在python中为csv文件中的列绘制直方图

时间:2015-01-07 17:35:04

标签: python csv matplotlib

我正在尝试为给定csv文件中的特定列绘制直方图和散点图。我是编程的新手,我从朋友那里得到了这个代码,它显然有效,但不知怎的,我收到了这个错误。代码是:

import csv
import numpy as np
import matplotlib.pyplot as plt
f = open('Data for question 13.csv')
data = csv.reader(f)
Area = []; MajorAxisLength = []; MinorAxisLength = []; Perimeter = []
MinIntensity = []; MeanIntensity = []; MaxIntensity = []
header = [Area, MajorAxisLength, MinorAxisLength,Perimeter,MinIntensity,MeanIntensity,MaxIntensity]
for row in data:
    i = 1 
    for name in header:
        name.append(row[i])
        i = i + 1
plt.figure()
plt.hist(Area, bins=50) # error follows after this

错误:

Traceback (most recent call last):
  File "<pyshell#11>", line 1, in <module>
    plt.hist(Area, bins=50, alpha=0.5)
  File "/System/Library/Frameworks/Python.framework/Versions/2.7/Extras/lib/python/matplotlib/pyplot.py", line 2827, in hist
    stacked=stacked, **kwargs)
━━━━━━━━━━━━━━━━━━━━━━━━━━━━━━
● **目标**
A – 请将这篇帖子中以包含“标签: python csv”的文字开头、以“for question 13.csv')”结尾的部分更新后重写,把其中的“散点图”换成“箱线图”。
B – 根据这篇帖子回答:
(i) 帖子是什么时间发布的?
(ii) 代码打开的csv文件叫什么名字?
(iii) 调用plt.hist绘制Area时,bins设为多少?
这些记录与这篇帖子毫无关系。
━━━━━━━━━━━━━━━━━━━━━━━━━━━━━━
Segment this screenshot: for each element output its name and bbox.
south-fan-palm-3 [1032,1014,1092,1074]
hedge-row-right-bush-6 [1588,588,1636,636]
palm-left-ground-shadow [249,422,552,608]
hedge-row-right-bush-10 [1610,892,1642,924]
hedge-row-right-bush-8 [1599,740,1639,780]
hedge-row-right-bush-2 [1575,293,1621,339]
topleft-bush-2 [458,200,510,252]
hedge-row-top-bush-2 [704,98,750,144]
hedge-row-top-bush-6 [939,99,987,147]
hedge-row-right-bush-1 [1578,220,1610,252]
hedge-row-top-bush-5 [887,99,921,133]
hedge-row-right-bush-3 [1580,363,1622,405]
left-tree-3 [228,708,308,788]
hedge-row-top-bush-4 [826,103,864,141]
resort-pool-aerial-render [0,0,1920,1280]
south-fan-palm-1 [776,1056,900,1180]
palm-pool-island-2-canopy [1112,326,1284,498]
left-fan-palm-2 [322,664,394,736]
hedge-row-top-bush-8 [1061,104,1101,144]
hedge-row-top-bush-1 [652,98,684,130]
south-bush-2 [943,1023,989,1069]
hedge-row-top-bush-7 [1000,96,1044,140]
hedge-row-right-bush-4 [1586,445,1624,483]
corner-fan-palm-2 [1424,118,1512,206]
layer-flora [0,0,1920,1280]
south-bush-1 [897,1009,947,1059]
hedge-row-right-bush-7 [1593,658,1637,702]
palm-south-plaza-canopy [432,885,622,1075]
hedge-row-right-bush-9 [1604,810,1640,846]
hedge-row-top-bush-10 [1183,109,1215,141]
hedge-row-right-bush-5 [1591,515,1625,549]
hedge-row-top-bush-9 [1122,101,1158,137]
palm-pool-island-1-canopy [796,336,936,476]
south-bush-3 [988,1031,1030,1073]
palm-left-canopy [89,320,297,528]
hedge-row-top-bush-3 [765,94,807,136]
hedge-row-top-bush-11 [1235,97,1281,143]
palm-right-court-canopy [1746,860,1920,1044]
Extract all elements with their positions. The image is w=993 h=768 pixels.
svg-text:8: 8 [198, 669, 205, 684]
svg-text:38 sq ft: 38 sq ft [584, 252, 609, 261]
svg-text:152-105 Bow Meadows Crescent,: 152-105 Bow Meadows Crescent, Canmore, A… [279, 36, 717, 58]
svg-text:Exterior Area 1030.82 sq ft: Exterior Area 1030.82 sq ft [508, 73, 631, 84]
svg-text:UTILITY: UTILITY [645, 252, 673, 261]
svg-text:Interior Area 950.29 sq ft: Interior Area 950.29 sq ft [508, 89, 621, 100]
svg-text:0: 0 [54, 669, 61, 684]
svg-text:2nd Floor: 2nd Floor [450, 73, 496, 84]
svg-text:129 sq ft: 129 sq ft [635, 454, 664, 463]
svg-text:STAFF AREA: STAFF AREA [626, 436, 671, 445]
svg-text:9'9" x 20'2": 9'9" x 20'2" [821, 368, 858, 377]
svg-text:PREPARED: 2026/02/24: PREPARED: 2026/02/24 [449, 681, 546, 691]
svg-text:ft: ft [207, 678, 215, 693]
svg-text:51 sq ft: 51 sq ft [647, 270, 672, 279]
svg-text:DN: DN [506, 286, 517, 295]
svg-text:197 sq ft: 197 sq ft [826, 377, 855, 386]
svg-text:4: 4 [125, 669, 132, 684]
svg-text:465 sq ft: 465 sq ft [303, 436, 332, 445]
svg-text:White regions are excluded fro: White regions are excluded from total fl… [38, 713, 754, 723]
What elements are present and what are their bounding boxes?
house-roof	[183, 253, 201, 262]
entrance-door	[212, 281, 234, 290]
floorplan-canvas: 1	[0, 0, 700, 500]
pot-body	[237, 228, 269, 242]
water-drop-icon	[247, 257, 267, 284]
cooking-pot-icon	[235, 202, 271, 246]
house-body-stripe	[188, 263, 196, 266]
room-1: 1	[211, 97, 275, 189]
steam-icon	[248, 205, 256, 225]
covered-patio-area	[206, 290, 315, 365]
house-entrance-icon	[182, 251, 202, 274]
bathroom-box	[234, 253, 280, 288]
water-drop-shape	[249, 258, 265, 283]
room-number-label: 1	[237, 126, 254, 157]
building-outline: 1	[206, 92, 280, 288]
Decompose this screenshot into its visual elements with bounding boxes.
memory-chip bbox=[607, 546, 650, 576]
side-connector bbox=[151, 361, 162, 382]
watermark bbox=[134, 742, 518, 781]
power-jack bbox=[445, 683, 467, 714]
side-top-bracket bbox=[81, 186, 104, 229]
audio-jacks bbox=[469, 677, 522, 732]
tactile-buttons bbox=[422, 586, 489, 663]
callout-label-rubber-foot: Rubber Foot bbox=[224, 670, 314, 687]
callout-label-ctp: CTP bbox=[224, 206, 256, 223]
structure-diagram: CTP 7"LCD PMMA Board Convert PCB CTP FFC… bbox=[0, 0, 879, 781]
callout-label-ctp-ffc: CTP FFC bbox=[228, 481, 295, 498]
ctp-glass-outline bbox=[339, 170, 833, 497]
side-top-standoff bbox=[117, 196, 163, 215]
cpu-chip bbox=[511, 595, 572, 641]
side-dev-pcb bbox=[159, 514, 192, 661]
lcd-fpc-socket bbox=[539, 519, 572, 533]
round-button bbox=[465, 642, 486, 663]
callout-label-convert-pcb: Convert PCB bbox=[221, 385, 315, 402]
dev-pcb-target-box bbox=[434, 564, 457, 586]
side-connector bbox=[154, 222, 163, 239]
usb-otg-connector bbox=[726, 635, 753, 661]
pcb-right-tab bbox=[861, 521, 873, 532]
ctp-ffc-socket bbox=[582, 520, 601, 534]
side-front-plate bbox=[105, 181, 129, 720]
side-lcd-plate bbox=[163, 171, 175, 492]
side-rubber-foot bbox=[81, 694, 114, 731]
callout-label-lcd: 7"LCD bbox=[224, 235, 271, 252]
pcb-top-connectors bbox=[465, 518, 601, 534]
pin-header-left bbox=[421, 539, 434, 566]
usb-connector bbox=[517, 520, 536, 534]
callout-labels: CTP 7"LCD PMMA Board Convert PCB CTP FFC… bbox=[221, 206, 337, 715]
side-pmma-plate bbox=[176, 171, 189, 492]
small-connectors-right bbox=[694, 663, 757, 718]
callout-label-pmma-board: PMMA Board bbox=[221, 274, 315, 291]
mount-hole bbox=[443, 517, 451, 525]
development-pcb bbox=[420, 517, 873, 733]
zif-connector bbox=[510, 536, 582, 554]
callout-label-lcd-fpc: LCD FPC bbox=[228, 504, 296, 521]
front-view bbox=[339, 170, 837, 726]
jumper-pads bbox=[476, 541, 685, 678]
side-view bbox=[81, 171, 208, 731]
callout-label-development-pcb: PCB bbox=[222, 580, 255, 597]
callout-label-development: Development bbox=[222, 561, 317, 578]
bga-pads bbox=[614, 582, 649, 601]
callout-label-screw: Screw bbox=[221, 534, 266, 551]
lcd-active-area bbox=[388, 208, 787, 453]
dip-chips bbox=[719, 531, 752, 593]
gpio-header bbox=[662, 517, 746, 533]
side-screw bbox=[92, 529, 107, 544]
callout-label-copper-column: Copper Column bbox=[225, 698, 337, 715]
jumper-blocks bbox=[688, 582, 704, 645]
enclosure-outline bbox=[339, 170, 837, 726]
━━━━━━━━━━━━━━━━━━━━━━━━━━━━━━
● **问题解答**
A –
标签: python csv matplotlib

我正在尝试为给定csv文件中的特定列绘制直方图和箱线图。我是编程的新手,我从朋友那里得到了这个代码,它显然有效,但不知怎的,我收到了这个错误。代码是:

import csv
import numpy as np
import matplotlib.pyplot as plt
f = open('Data for question 13.csv')

B –
(i) 2015-01-07 17:35:04
(ii) Data for question 13.csv
(iii) 50